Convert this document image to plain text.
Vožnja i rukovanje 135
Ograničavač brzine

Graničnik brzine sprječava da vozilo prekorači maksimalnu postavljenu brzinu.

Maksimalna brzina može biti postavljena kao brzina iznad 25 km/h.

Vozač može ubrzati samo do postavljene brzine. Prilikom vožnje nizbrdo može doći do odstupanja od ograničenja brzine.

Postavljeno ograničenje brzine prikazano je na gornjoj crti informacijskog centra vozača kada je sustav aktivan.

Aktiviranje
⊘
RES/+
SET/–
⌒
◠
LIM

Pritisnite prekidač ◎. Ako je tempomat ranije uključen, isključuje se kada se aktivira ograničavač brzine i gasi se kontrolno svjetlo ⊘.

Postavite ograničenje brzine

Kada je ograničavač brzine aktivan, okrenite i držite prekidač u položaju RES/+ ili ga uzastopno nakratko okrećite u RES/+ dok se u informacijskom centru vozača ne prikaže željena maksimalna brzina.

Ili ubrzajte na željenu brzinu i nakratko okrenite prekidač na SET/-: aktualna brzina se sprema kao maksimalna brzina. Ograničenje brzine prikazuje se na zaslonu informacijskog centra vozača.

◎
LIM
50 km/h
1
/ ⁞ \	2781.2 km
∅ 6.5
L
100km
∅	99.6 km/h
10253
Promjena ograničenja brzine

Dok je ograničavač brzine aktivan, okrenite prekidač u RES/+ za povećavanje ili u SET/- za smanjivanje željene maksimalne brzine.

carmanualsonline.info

******************************

# Exercise prompt
Write the entire listing out again, word for word.

# The completed task
Convert this document image to plain text.
Vožnja i rukovanje 135
Ograničavač brzine

Graničnik brzine sprječava da vozilo prekorači maksimalnu postavljenu brzinu.

Maksimalna brzina može biti postavljena kao brzina iznad 25 km/h.

Vozač može ubrzati samo do postavljene brzine. Prilikom vožnje nizbrdo može doći do odstupanja od ograničenja brzine.

Postavljeno ograničenje brzine prikazano je na gornjoj crti informacijskog centra vozača kada je sustav aktivan.

Aktiviranje
⊘
RES/+
SET/–
⌒
◠
LIM

Pritisnite prekidač ◎. Ako je tempomat ranije uključen, isključuje se kada se aktivira ograničavač brzine i gasi se kontrolno svjetlo ⊘.

Postavite ograničenje brzine

Kada je ograničavač brzine aktivan, okrenite i držite prekidač u položaju RES/+ ili ga uzastopno nakratko okrećite u RES/+ dok se u informacijskom centru vozača ne prikaže željena maksimalna brzina.

Ili ubrzajte na željenu brzinu i nakratko okrenite prekidač na SET/-: aktualna brzina se sprema kao maksimalna brzina. Ograničenje brzine prikazuje se na zaslonu informacijskog centra vozača.

◎
LIM
50 km/h
1
/ ⁞ \	2781.2 km
∅ 6.5
L
100km
∅	99.6 km/h
10253
Promjena ograničenja brzine

Dok je ograničavač brzine aktivan, okrenite prekidač u RES/+ za povećavanje ili u SET/- za smanjivanje željene maksimalne brzine.

carmanualsonline.info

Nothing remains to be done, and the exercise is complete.